» The exercise:
Return the listing below in full, with every line exactly as it is.

» Given entries:
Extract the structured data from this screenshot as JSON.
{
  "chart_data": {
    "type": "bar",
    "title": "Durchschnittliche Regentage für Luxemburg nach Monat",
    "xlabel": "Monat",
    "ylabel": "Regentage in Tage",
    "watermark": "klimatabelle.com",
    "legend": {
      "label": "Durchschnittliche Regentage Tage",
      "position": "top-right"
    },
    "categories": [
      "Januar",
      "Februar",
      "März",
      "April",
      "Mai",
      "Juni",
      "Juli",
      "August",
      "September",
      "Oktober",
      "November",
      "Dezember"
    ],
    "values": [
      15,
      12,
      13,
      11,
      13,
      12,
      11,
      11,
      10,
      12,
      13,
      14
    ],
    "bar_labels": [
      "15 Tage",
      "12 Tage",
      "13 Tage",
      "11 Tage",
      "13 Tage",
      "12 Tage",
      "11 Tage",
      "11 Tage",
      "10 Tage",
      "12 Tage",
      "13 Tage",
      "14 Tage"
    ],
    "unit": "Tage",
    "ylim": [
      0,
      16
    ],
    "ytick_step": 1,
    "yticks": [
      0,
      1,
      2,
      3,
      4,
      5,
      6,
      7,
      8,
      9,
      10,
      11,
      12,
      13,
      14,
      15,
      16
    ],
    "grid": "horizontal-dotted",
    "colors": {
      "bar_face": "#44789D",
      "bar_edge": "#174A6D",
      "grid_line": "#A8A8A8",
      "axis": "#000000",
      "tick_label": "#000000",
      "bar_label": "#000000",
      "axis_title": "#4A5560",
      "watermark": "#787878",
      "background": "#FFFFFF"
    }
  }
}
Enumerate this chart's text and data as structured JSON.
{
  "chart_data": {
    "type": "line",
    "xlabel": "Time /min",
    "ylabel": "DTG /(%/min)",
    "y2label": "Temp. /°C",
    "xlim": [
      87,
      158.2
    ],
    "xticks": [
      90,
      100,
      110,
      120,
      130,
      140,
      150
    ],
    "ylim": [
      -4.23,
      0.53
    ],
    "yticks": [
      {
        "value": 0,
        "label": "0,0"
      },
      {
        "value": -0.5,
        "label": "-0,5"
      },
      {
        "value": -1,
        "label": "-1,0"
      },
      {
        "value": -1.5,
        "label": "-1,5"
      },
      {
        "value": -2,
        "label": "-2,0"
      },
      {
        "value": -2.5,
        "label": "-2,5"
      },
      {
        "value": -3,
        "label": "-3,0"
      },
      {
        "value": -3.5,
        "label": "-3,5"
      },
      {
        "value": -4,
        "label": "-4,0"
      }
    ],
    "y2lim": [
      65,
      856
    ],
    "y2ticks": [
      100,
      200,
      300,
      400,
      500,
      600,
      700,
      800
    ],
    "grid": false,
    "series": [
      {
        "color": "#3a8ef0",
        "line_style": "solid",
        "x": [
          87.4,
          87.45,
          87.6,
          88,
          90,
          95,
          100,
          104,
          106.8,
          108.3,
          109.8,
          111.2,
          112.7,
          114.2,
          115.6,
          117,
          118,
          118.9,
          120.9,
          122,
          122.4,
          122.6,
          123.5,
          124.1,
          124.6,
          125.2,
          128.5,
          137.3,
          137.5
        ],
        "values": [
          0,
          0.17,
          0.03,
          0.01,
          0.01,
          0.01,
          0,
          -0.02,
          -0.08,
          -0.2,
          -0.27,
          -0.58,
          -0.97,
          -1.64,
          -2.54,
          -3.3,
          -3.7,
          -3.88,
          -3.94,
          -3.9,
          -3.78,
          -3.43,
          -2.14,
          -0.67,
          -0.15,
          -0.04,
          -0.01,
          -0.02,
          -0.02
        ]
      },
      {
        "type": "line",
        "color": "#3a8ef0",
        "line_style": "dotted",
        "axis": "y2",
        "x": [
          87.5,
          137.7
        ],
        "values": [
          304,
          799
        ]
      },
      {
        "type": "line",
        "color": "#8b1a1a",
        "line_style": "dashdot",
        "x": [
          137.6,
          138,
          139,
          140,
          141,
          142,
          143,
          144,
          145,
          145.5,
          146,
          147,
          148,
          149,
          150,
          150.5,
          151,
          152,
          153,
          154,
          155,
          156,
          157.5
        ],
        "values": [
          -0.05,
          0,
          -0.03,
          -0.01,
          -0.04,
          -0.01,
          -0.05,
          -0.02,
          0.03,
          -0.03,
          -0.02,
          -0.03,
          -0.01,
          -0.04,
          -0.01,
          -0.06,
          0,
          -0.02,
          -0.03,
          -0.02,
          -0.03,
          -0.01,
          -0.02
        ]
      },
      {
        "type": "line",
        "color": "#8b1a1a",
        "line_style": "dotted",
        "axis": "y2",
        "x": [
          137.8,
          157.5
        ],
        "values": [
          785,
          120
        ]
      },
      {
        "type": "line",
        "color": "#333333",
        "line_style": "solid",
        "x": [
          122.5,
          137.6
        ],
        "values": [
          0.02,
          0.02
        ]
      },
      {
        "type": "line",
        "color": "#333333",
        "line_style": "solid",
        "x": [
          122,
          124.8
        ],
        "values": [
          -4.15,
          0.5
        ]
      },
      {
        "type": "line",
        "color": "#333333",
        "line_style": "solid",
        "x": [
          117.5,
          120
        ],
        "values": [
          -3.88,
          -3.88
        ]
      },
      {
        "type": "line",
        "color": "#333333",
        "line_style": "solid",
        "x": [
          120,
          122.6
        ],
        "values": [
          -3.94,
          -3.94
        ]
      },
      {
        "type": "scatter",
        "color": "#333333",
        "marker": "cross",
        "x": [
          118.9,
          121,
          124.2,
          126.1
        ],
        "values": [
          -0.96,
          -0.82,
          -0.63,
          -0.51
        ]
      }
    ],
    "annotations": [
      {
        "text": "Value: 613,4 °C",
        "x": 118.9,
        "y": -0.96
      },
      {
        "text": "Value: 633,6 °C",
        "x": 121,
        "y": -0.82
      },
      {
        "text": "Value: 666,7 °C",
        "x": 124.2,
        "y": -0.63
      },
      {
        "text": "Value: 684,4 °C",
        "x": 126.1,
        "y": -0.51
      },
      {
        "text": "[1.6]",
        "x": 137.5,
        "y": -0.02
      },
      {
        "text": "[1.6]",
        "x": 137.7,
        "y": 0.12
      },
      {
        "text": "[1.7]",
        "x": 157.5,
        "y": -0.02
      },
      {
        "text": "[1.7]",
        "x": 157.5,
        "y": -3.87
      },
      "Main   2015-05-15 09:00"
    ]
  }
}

» Full solution:
Extract the structured data from this screenshot as JSON.
{
  "chart_data": {
    "type": "bar",
    "title": "Durchschnittliche Regentage für Luxemburg nach Monat",
    "xlabel": "Monat",
    "ylabel": "Regentage in Tage",
    "watermark": "klimatabelle.com",
    "legend": {
      "label": "Durchschnittliche Regentage Tage",
      "position": "top-right"
    },
    "categories": [
      "Januar",
      "Februar",
      "März",
      "April",
      "Mai",
      "Juni",
      "Juli",
      "August",
      "September",
      "Oktober",
      "November",
      "Dezember"
    ],
    "values": [
      15,
      12,
      13,
      11,
      13,
      12,
      11,
      11,
      10,
      12,
      13,
      14
    ],
    "bar_labels": [
      "15 Tage",
      "12 Tage",
      "13 Tage",
      "11 Tage",
      "13 Tage",
      "12 Tage",
      "11 Tage",
      "11 Tage",
      "10 Tage",
      "12 Tage",
      "13 Tage",
      "14 Tage"
    ],
    "unit": "Tage",
    "ylim": [
      0,
      16
    ],
    "ytick_step": 1,
    "yticks": [
      0,
      1,
      2,
      3,
      4,
      5,
      6,
      7,
      8,
      9,
      10,
      11,
      12,
      13,
      14,
      15,
      16
    ],
    "grid": "horizontal-dotted",
    "colors": {
      "bar_face": "#44789D",
      "bar_edge": "#174A6D",
      "grid_line": "#A8A8A8",
      "axis": "#000000",
      "tick_label": "#000000",
      "bar_label": "#000000",
      "axis_title": "#4A5560",
      "watermark": "#787878",
      "background": "#FFFFFF"
    }
  }
}
Enumerate this chart's text and data as structured JSON.
{
  "chart_data": {
    "type": "line",
    "xlabel": "Time /min",
    "ylabel": "DTG /(%/min)",
    "y2label": "Temp. /°C",
    "xlim": [
      87,
      158.2
    ],
    "xticks": [
      90,
      100,
      110,
      120,
      130,
      140,
      150
    ],
    "ylim": [
      -4.23,
      0.53
    ],
    "yticks": [
      {
        "value": 0,
        "label": "0,0"
      },
      {
        "value": -0.5,
        "label": "-0,5"
      },
      {
        "value": -1,
        "label": "-1,0"
      },
      {
        "value": -1.5,
        "label": "-1,5"
      },
      {
        "value": -2,
        "label": "-2,0"
      },
      {
        "value": -2.5,
        "label": "-2,5"
      },
      {
        "value": -3,
        "label": "-3,0"
      },
      {
        "value": -3.5,
        "label": "-3,5"
      },
      {
        "value": -4,
        "label": "-4,0"
      }
    ],
    "y2lim": [
      65,
      856
    ],
    "y2ticks": [
      100,
      200,
      300,
      400,
      500,
      600,
      700,
      800
    ],
    "grid": false,
    "series": [
      {
        "color": "#3a8ef0",
        "line_style": "solid",
        "x": [
          87.4,
          87.45,
          87.6,
          88,
          90,
          95,
          100,
          104,
          106.8,
          108.3,
          109.8,
          111.2,
          112.7,
          114.2,
          115.6,
          117,
          118,
          118.9,
          120.9,
          122,
          122.4,
          122.6,
          123.5,
          124.1,
          124.6,
          125.2,
          128.5,
          137.3,
          137.5
        ],
        "values": [
          0,
          0.17,
          0.03,
          0.01,
          0.01,
          0.01,
          0,
          -0.02,
          -0.08,
          -0.2,
          -0.27,
          -0.58,
          -0.97,
          -1.64,
          -2.54,
          -3.3,
          -3.7,
          -3.88,
          -3.94,
          -3.9,
          -3.78,
          -3.43,
          -2.14,
          -0.67,
          -0.15,
          -0.04,
          -0.01,
          -0.02,
          -0.02
        ]
      },
      {
        "type": "line",
        "color": "#3a8ef0",
        "line_style": "dotted",
        "axis": "y2",
        "x": [
          87.5,
          137.7
        ],
        "values": [
          304,
          799
        ]
      },
      {
        "type": "line",
        "color": "#8b1a1a",
        "line_style": "dashdot",
        "x": [
          137.6,
          138,
          139,
          140,
          141,
          142,
          143,
          144,
          145,
          145.5,
          146,
          147,
          148,
          149,
          150,
          150.5,
          151,
          152,
          153,
          154,
          155,
          156,
          157.5
        ],
        "values": [
          -0.05,
          0,
          -0.03,
          -0.01,
          -0.04,
          -0.01,
          -0.05,
          -0.02,
          0.03,
          -0.03,
          -0.02,
          -0.03,
          -0.01,
          -0.04,
          -0.01,
          -0.06,
          0,
          -0.02,
          -0.03,
          -0.02,
          -0.03,
          -0.01,
          -0.02
        ]
      },
      {
        "type": "line",
        "color": "#8b1a1a",
        "line_style": "dotted",
        "axis": "y2",
        "x": [
          137.8,
          157.5
        ],
        "values": [
          785,
          120
        ]
      },
      {
        "type": "line",
        "color": "#333333",
        "line_style": "solid",
        "x": [
          122.5,
          137.6
        ],
        "values": [
          0.02,
          0.02
        ]
      },
      {
        "type": "line",
        "color": "#333333",
        "line_style": "solid",
        "x": [
          122,
          124.8
        ],
        "values": [
          -4.15,
          0.5
        ]
      },
      {
        "type": "line",
        "color": "#333333",
        "line_style": "solid",
        "x": [
          117.5,
          120
        ],
        "values": [
          -3.88,
          -3.88
        ]
      },
      {
        "type": "line",
        "color": "#333333",
        "line_style": "solid",
        "x": [
          120,
          122.6
        ],
        "values": [
          -3.94,
          -3.94
        ]
      },
      {
        "type": "scatter",
        "color": "#333333",
        "marker": "cross",
        "x": [
          118.9,
          121,
          124.2,
          126.1
        ],
        "values": [
          -0.96,
          -0.82,
          -0.63,
          -0.51
        ]
      }
    ],
    "annotations": [
      {
        "text": "Value: 613,4 °C",
        "x": 118.9,
        "y": -0.96
      },
      {
        "text": "Value: 633,6 °C",
        "x": 121,
        "y": -0.82
      },
      {
        "text": "Value: 666,7 °C",
        "x": 124.2,
        "y": -0.63
      },
      {
        "text": "Value: 684,4 °C",
        "x": 126.1,
        "y": -0.51
      },
      {
        "text": "[1.6]",
        "x": 137.5,
        "y": -0.02
      },
      {
        "text": "[1.6]",
        "x": 137.7,
        "y": 0.12
      },
      {
        "text": "[1.7]",
        "x": 157.5,
        "y": -0.02
      },
      {
        "text": "[1.7]",
        "x": 157.5,
        "y": -3.87
      },
      "Main   2015-05-15 09:00"
    ]
  }
}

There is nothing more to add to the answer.